**Stated goal**.
Quote the lines below exactly, from the one that holds "Read this page and output its text content." through the final line of the records, and only those.

○ ○ ○ ○ ○

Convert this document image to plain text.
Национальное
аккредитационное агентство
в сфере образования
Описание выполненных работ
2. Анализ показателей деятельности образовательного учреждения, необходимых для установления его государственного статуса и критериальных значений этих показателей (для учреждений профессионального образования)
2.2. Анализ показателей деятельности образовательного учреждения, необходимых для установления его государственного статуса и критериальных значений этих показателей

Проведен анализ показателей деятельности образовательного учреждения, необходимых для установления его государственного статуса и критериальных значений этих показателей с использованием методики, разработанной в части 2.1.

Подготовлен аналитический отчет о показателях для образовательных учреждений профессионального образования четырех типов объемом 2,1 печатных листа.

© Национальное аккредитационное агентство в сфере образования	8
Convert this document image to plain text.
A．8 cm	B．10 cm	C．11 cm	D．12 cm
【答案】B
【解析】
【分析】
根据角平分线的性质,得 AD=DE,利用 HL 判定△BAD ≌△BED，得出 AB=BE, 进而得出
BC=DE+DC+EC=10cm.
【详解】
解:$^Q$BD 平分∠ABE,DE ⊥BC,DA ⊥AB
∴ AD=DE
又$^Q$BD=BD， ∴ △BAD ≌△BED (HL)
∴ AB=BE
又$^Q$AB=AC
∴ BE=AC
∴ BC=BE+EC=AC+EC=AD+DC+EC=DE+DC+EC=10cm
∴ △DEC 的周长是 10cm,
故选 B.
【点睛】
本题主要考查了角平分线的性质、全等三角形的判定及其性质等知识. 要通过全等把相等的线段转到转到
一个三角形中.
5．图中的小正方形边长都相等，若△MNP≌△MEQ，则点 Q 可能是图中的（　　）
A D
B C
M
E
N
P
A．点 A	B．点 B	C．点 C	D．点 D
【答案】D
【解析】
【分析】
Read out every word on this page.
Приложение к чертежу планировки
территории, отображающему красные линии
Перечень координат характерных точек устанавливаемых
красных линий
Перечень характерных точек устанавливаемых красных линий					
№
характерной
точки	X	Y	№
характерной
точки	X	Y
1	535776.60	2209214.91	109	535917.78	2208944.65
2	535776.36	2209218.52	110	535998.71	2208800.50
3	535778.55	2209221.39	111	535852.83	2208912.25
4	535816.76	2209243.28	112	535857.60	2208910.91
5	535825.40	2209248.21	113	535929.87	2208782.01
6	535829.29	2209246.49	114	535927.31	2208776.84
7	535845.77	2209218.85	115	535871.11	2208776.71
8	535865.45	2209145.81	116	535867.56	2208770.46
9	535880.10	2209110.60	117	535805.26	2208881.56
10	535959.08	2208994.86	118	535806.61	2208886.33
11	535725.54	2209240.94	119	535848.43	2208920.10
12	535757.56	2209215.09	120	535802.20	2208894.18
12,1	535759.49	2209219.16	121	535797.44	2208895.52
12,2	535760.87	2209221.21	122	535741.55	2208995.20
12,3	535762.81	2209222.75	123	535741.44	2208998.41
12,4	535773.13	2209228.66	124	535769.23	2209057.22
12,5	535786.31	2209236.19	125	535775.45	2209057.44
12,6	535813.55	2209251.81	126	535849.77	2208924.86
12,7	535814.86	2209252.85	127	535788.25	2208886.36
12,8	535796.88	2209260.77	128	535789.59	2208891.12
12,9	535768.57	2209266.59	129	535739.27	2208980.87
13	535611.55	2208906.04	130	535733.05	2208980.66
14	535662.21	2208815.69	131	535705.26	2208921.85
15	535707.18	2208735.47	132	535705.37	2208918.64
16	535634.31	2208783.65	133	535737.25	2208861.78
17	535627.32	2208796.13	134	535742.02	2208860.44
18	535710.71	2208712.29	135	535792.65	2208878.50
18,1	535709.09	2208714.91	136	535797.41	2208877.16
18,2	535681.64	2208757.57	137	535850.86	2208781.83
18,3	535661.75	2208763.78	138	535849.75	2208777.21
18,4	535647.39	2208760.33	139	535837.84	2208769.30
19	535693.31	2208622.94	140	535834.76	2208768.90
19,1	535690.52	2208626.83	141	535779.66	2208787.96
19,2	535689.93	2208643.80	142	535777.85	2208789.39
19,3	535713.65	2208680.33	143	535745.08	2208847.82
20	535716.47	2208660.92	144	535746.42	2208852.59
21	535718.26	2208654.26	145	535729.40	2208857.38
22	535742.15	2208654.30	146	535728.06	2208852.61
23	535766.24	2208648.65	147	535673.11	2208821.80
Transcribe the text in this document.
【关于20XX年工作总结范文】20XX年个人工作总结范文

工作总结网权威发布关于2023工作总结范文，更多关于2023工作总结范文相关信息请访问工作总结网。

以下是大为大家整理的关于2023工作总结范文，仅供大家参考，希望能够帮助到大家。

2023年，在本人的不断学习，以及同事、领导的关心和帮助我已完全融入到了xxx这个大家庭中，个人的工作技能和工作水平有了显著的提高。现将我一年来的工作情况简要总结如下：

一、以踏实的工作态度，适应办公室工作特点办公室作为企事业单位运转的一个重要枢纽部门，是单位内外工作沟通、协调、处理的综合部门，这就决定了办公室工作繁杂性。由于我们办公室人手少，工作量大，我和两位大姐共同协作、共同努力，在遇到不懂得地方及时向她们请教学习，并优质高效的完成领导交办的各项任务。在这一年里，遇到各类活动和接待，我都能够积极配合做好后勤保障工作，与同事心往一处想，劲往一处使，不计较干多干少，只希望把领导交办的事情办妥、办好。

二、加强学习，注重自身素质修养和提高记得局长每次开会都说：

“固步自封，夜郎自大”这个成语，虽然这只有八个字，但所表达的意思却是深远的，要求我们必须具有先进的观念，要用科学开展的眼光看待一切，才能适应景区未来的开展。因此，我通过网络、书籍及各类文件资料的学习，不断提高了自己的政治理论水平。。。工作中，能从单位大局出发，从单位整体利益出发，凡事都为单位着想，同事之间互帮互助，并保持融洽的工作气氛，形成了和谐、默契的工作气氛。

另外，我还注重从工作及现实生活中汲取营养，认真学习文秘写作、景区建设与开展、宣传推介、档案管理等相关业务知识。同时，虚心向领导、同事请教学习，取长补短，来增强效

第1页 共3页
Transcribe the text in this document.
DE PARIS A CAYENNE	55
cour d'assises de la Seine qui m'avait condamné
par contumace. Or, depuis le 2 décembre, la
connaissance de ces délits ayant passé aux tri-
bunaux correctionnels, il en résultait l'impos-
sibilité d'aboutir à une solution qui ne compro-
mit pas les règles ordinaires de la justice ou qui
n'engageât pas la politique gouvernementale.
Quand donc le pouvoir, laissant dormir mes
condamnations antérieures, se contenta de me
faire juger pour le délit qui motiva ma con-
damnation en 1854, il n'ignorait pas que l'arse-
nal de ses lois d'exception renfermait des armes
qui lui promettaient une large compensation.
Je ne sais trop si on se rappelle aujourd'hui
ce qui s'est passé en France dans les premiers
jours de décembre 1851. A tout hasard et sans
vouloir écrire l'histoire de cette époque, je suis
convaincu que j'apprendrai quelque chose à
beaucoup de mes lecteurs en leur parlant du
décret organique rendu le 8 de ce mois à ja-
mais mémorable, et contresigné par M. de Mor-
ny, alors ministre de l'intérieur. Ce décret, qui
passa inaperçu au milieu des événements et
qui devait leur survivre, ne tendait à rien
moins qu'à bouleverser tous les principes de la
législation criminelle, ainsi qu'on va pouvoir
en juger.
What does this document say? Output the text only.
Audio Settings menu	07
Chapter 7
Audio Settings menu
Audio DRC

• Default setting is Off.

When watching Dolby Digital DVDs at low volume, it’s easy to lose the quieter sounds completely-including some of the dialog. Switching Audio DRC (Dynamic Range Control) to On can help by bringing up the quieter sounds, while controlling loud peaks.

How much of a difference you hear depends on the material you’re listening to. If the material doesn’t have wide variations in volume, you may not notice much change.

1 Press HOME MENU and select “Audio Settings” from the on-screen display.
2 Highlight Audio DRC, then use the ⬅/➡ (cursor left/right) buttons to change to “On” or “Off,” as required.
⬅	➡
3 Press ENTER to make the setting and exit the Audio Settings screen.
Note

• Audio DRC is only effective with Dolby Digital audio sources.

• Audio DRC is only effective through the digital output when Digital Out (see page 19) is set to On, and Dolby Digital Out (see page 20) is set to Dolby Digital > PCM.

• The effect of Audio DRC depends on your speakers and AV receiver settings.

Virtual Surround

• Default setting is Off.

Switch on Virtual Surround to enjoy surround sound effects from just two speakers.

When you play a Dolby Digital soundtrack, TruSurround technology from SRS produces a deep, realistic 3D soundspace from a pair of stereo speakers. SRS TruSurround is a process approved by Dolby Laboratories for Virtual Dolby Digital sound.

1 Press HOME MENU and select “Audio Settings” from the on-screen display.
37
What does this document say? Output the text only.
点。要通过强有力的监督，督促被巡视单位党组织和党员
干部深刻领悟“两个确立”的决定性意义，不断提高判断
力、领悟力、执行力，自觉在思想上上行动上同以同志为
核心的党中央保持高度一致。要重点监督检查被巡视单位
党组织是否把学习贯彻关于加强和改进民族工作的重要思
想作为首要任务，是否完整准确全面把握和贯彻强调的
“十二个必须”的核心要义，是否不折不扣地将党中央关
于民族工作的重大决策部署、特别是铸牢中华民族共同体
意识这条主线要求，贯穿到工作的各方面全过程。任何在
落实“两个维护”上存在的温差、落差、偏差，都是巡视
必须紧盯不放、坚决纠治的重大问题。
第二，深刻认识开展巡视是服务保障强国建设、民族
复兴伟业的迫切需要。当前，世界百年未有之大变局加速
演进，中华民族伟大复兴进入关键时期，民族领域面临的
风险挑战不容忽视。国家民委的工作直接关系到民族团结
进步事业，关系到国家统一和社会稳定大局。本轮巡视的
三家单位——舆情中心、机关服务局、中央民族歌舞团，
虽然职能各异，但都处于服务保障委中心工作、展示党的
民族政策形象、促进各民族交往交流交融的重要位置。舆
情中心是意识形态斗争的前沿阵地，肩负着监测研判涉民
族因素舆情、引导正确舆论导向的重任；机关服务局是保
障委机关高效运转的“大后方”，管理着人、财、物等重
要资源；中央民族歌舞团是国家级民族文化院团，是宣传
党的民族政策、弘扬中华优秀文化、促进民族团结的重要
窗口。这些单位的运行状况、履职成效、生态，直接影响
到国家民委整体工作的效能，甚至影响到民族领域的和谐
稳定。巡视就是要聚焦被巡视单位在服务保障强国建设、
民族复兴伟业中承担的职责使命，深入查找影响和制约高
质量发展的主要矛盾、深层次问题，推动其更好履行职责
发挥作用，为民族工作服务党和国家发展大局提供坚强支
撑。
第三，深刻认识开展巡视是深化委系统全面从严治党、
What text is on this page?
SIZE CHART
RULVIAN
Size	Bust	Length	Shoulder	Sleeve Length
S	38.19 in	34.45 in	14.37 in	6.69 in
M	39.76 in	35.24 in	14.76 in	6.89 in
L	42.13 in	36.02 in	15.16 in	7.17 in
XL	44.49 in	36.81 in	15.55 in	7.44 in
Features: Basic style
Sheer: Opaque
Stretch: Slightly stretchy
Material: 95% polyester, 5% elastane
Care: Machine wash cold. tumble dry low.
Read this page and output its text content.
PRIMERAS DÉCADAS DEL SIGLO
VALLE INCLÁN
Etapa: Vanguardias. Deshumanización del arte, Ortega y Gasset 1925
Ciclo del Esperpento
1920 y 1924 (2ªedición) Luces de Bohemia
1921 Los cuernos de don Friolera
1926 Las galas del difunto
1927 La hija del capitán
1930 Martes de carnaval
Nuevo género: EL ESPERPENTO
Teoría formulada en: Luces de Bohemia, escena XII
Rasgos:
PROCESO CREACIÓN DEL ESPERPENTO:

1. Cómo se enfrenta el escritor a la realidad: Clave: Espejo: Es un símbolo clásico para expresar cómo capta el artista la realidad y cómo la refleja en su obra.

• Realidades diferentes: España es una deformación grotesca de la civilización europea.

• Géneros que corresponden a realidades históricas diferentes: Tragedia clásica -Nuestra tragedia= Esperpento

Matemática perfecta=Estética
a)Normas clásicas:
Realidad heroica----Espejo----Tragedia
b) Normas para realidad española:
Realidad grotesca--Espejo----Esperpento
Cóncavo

○ ○ ○ ○ ○

**Exercise solution**.
Read this page and output its text content.
PRIMERAS DÉCADAS DEL SIGLO
VALLE INCLÁN
Etapa: Vanguardias. Deshumanización del arte, Ortega y Gasset 1925
Ciclo del Esperpento
1920 y 1924 (2ªedición) Luces de Bohemia
1921 Los cuernos de don Friolera
1926 Las galas del difunto
1927 La hija del capitán
1930 Martes de carnaval
Nuevo género: EL ESPERPENTO
Teoría formulada en: Luces de Bohemia, escena XII
Rasgos:
PROCESO CREACIÓN DEL ESPERPENTO:

1. Cómo se enfrenta el escritor a la realidad: Clave: Espejo: Es un símbolo clásico para expresar cómo capta el artista la realidad y cómo la refleja en su obra.

• Realidades diferentes: España es una deformación grotesca de la civilización europea.

• Géneros que corresponden a realidades históricas diferentes: Tragedia clásica -Nuestra tragedia= Esperpento

Matemática perfecta=Estética
a)Normas clásicas:
Realidad heroica----Espejo----Tragedia
b) Normas para realidad española:
Realidad grotesca--Espejo----Esperpento
Cóncavo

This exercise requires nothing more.